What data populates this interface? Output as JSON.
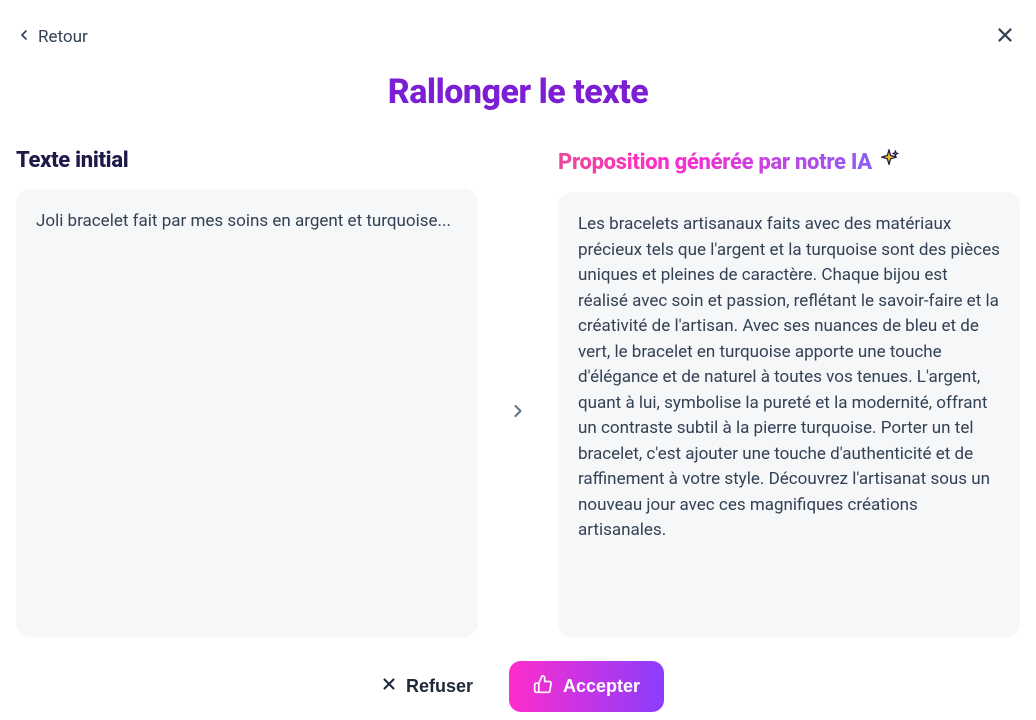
{
  "header": {
    "back_label": "Retour"
  },
  "page_title": "Rallonger le texte",
  "left": {
    "heading": "Texte initial",
    "body": "Joli bracelet fait par mes soins en argent et turquoise..."
  },
  "right": {
    "heading": "Proposition générée par notre IA",
    "body": "Les bracelets artisanaux faits avec des matériaux précieux tels que l'argent et la turquoise sont des pièces uniques et pleines de caractère. Chaque bijou est réalisé avec soin et passion, reflétant le savoir-faire et la créativité de l'artisan. Avec ses nuances de bleu et de vert, le bracelet en turquoise apporte une touche d'élégance et de naturel à toutes vos tenues. L'argent, quant à lui, symbolise la pureté et la modernité, offrant un contraste subtil à la pierre turquoise. Porter un tel bracelet, c'est ajouter une touche d'authenticité et de raffinement à votre style. Découvrez l'artisanat sous un nouveau jour avec ces magnifiques créations artisanales."
  },
  "footer": {
    "reject_label": "Refuser",
    "accept_label": "Accepter"
  },
  "icons": {
    "back": "chevron-left-icon",
    "close": "close-icon",
    "sparkle": "sparkle-icon",
    "divider": "chevron-right-icon",
    "reject": "x-icon",
    "accept": "thumbs-up-icon"
  },
  "colors": {
    "title": "#7c1fd4",
    "heading_dark": "#1e1b4b",
    "gradient_start": "#ff2dcb",
    "gradient_end": "#8b3dff",
    "panel_bg": "#f6f7f9",
    "body_text": "#334155"
  }
}
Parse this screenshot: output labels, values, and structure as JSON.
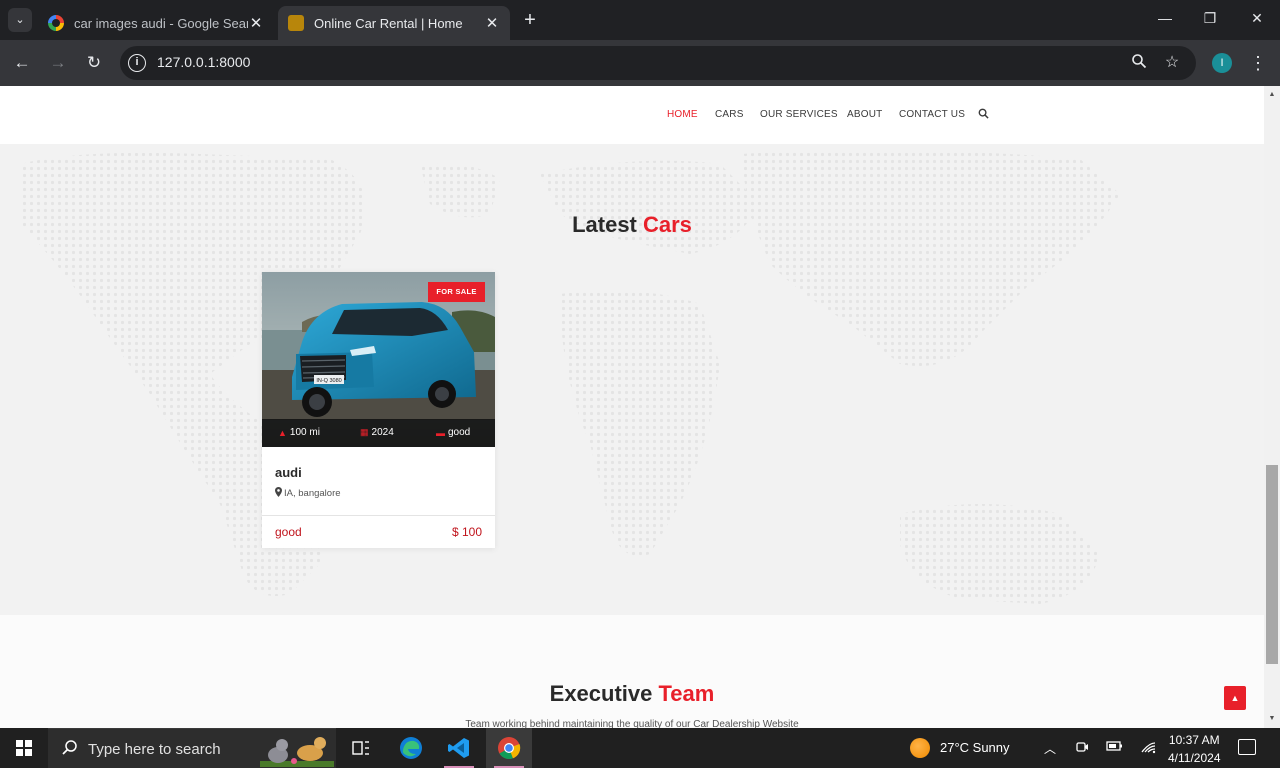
++++++++++
> REQUIREMENTS: All of the material above should be reproduced exactly, except the pictures.

> RESPONSE:
What data populates this interface? Output as JSON.
{
  "header": {
    "back_label": "Retour"
  },
  "page_title": "Rallonger le texte",
  "left": {
    "heading": "Texte initial",
    "body": "Joli bracelet fait par mes soins en argent et turquoise..."
  },
  "right": {
    "heading": "Proposition générée par notre IA",
    "body": "Les bracelets artisanaux faits avec des matériaux précieux tels que l'argent et la turquoise sont des pièces uniques et pleines de caractère. Chaque bijou est réalisé avec soin et passion, reflétant le savoir-faire et la créativité de l'artisan. Avec ses nuances de bleu et de vert, le bracelet en turquoise apporte une touche d'élégance et de naturel à toutes vos tenues. L'argent, quant à lui, symbolise la pureté et la modernité, offrant un contraste subtil à la pierre turquoise. Porter un tel bracelet, c'est ajouter une touche d'authenticité et de raffinement à votre style. Découvrez l'artisanat sous un nouveau jour avec ces magnifiques créations artisanales."
  },
  "footer": {
    "reject_label": "Refuser",
    "accept_label": "Accepter"
  },
  "icons": {
    "back": "chevron-left-icon",
    "close": "close-icon",
    "sparkle": "sparkle-icon",
    "divider": "chevron-right-icon",
    "reject": "x-icon",
    "accept": "thumbs-up-icon"
  },
  "colors": {
    "title": "#7c1fd4",
    "heading_dark": "#1e1b4b",
    "gradient_start": "#ff2dcb",
    "gradient_end": "#8b3dff",
    "panel_bg": "#f6f7f9",
    "body_text": "#334155"
  }
}
Parse this screenshot: output labels, values, and structure as JSON.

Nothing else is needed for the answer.